* _Listing_

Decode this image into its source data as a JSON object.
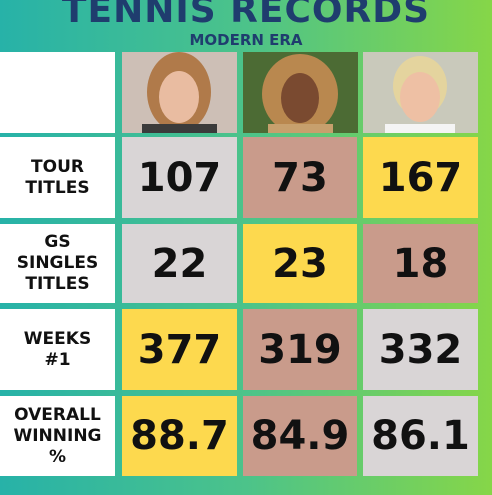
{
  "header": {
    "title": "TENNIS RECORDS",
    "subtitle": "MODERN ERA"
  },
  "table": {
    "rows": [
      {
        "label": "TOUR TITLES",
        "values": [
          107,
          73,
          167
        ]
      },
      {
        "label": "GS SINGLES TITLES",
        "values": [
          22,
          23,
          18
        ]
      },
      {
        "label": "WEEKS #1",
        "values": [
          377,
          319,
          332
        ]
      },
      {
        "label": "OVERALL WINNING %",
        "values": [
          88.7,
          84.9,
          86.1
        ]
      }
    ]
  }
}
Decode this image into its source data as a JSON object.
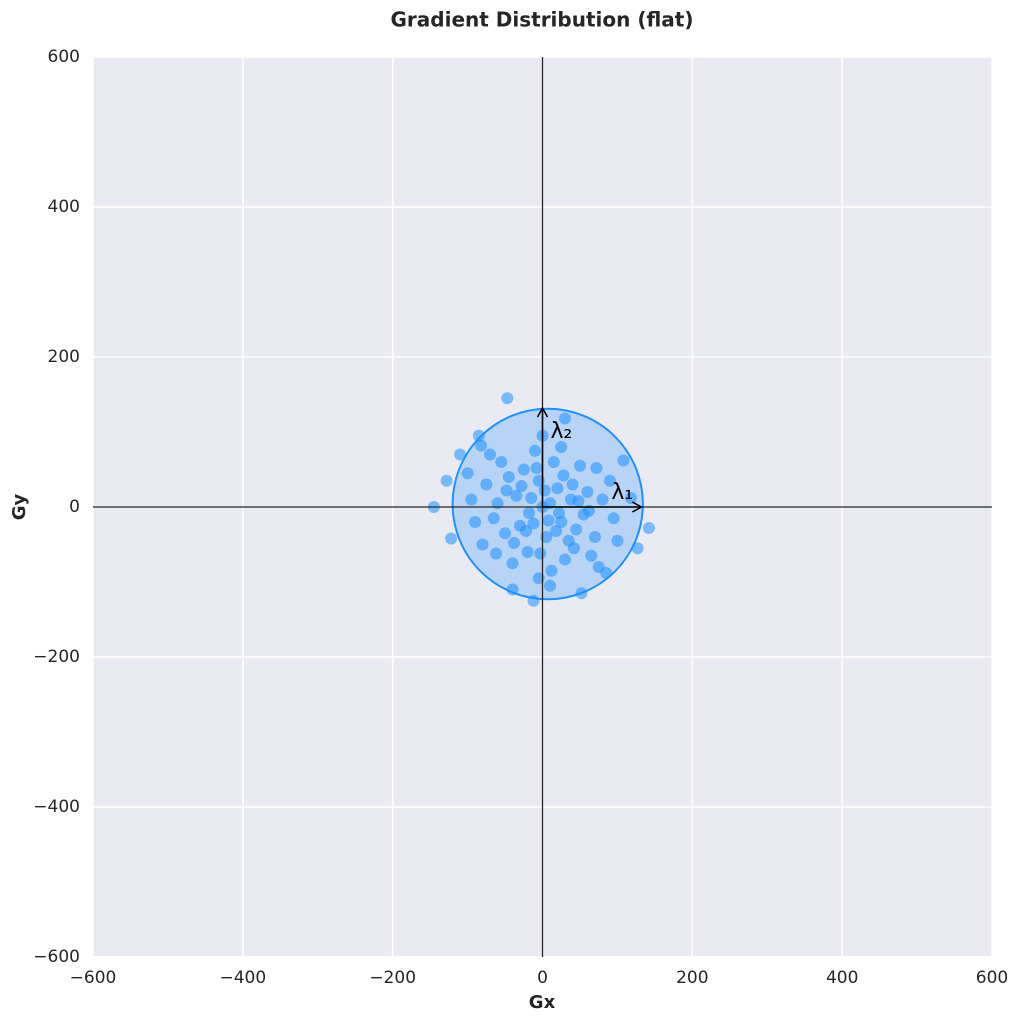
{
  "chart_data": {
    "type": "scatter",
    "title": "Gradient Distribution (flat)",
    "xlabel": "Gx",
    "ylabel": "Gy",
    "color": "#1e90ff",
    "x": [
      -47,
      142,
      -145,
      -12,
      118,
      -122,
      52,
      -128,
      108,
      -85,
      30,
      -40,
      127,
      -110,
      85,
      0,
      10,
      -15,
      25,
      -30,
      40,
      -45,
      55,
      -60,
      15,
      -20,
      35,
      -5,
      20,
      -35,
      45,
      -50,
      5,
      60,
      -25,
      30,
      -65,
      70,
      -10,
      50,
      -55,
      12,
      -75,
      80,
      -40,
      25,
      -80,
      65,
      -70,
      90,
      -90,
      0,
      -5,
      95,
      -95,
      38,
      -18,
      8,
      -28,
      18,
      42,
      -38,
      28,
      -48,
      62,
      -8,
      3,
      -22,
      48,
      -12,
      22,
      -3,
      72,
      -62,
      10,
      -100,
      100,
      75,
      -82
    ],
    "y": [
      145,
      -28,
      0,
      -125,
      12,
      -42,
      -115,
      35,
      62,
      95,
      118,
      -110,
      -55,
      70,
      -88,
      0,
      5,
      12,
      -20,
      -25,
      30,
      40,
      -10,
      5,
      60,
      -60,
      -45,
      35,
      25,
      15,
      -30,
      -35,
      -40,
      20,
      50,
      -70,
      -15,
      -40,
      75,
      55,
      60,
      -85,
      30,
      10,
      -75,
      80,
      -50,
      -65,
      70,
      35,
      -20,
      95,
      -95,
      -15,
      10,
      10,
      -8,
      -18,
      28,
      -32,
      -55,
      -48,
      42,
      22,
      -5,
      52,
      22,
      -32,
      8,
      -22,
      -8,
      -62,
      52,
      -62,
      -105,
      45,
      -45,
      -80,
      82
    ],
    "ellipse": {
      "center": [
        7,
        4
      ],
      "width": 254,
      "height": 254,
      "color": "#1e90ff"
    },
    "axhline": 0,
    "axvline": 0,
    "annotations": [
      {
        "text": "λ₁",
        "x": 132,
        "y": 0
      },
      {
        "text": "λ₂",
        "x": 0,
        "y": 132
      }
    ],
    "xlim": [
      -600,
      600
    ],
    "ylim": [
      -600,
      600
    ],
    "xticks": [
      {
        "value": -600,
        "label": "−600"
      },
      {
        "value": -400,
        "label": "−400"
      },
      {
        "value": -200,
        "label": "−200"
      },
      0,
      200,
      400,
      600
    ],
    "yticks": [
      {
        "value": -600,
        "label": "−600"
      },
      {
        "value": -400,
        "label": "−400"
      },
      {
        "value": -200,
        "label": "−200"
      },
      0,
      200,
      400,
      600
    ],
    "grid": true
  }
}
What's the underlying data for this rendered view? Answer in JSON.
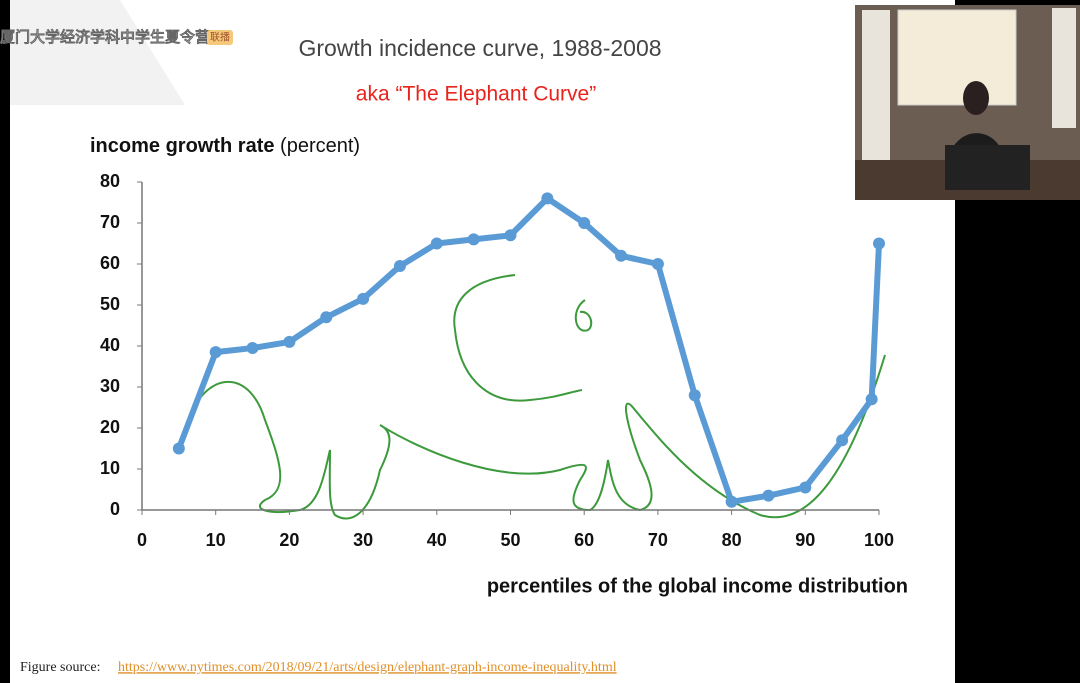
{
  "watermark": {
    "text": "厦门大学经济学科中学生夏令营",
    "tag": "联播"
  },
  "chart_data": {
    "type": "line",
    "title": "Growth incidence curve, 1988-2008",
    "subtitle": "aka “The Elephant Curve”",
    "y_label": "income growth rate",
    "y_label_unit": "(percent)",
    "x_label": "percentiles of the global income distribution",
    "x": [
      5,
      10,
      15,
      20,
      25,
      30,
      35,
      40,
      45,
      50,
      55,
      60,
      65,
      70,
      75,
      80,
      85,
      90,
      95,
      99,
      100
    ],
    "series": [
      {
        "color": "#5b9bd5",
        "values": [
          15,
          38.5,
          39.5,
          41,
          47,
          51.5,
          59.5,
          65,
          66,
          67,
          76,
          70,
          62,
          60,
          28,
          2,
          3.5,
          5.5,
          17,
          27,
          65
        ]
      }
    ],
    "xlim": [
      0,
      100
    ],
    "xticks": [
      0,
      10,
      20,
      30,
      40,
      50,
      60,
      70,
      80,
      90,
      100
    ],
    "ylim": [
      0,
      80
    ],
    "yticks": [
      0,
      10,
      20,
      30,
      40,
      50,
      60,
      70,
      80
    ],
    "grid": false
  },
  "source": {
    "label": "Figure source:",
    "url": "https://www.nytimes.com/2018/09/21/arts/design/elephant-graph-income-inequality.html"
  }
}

* _Task to carry out_
Write out the entries again, exactly as given, skipping any images.

* _Reply_
Decode this image into its source data as a JSON object.
{
  "header": {
    "title": "TENNIS RECORDS",
    "subtitle": "MODERN ERA"
  },
  "table": {
    "rows": [
      {
        "label": "TOUR TITLES",
        "values": [
          107,
          73,
          167
        ]
      },
      {
        "label": "GS SINGLES TITLES",
        "values": [
          22,
          23,
          18
        ]
      },
      {
        "label": "WEEKS #1",
        "values": [
          377,
          319,
          332
        ]
      },
      {
        "label": "OVERALL WINNING %",
        "values": [
          88.7,
          84.9,
          86.1
        ]
      }
    ]
  }
}
Decode this image into its source data as a JSON object.
{
  "chart_data": {
    "type": "scatter",
    "title": "Gradient Distribution (flat)",
    "xlabel": "Gx",
    "ylabel": "Gy",
    "color": "#1e90ff",
    "x": [
      -47,
      142,
      -145,
      -12,
      118,
      -122,
      52,
      -128,
      108,
      -85,
      30,
      -40,
      127,
      -110,
      85,
      0,
      10,
      -15,
      25,
      -30,
      40,
      -45,
      55,
      -60,
      15,
      -20,
      35,
      -5,
      20,
      -35,
      45,
      -50,
      5,
      60,
      -25,
      30,
      -65,
      70,
      -10,
      50,
      -55,
      12,
      -75,
      80,
      -40,
      25,
      -80,
      65,
      -70,
      90,
      -90,
      0,
      -5,
      95,
      -95,
      38,
      -18,
      8,
      -28,
      18,
      42,
      -38,
      28,
      -48,
      62,
      -8,
      3,
      -22,
      48,
      -12,
      22,
      -3,
      72,
      -62,
      10,
      -100,
      100,
      75,
      -82
    ],
    "y": [
      145,
      -28,
      0,
      -125,
      12,
      -42,
      -115,
      35,
      62,
      95,
      118,
      -110,
      -55,
      70,
      -88,
      0,
      5,
      12,
      -20,
      -25,
      30,
      40,
      -10,
      5,
      60,
      -60,
      -45,
      35,
      25,
      15,
      -30,
      -35,
      -40,
      20,
      50,
      -70,
      -15,
      -40,
      75,
      55,
      60,
      -85,
      30,
      10,
      -75,
      80,
      -50,
      -65,
      70,
      35,
      -20,
      95,
      -95,
      -15,
      10,
      10,
      -8,
      -18,
      28,
      -32,
      -55,
      -48,
      42,
      22,
      -5,
      52,
      22,
      -32,
      8,
      -22,
      -8,
      -62,
      52,
      -62,
      -105,
      45,
      -45,
      -80,
      82
    ],
    "ellipse": {
      "center": [
        7,
        4
      ],
      "width": 254,
      "height": 254,
      "color": "#1e90ff"
    },
    "axhline": 0,
    "axvline": 0,
    "annotations": [
      {
        "text": "λ₁",
        "x": 132,
        "y": 0
      },
      {
        "text": "λ₂",
        "x": 0,
        "y": 132
      }
    ],
    "xlim": [
      -600,
      600
    ],
    "ylim": [
      -600,
      600
    ],
    "xticks": [
      {
        "value": -600,
        "label": "−600"
      },
      {
        "value": -400,
        "label": "−400"
      },
      {
        "value": -200,
        "label": "−200"
      },
      0,
      200,
      400,
      600
    ],
    "yticks": [
      {
        "value": -600,
        "label": "−600"
      },
      {
        "value": -400,
        "label": "−400"
      },
      {
        "value": -200,
        "label": "−200"
      },
      0,
      200,
      400,
      600
    ],
    "grid": true
  }
}
What's the underlying data for this rendered view? Answer in JSON.
{
  "watermark": {
    "text": "厦门大学经济学科中学生夏令营",
    "tag": "联播"
  },
  "chart_data": {
    "type": "line",
    "title": "Growth incidence curve, 1988-2008",
    "subtitle": "aka “The Elephant Curve”",
    "y_label": "income growth rate",
    "y_label_unit": "(percent)",
    "x_label": "percentiles of the global income distribution",
    "x": [
      5,
      10,
      15,
      20,
      25,
      30,
      35,
      40,
      45,
      50,
      55,
      60,
      65,
      70,
      75,
      80,
      85,
      90,
      95,
      99,
      100
    ],
    "series": [
      {
        "color": "#5b9bd5",
        "values": [
          15,
          38.5,
          39.5,
          41,
          47,
          51.5,
          59.5,
          65,
          66,
          67,
          76,
          70,
          62,
          60,
          28,
          2,
          3.5,
          5.5,
          17,
          27,
          65
        ]
      }
    ],
    "xlim": [
      0,
      100
    ],
    "xticks": [
      0,
      10,
      20,
      30,
      40,
      50,
      60,
      70,
      80,
      90,
      100
    ],
    "ylim": [
      0,
      80
    ],
    "yticks": [
      0,
      10,
      20,
      30,
      40,
      50,
      60,
      70,
      80
    ],
    "grid": false
  },
  "source": {
    "label": "Figure source:",
    "url": "https://www.nytimes.com/2018/09/21/arts/design/elephant-graph-income-inequality.html"
  }
}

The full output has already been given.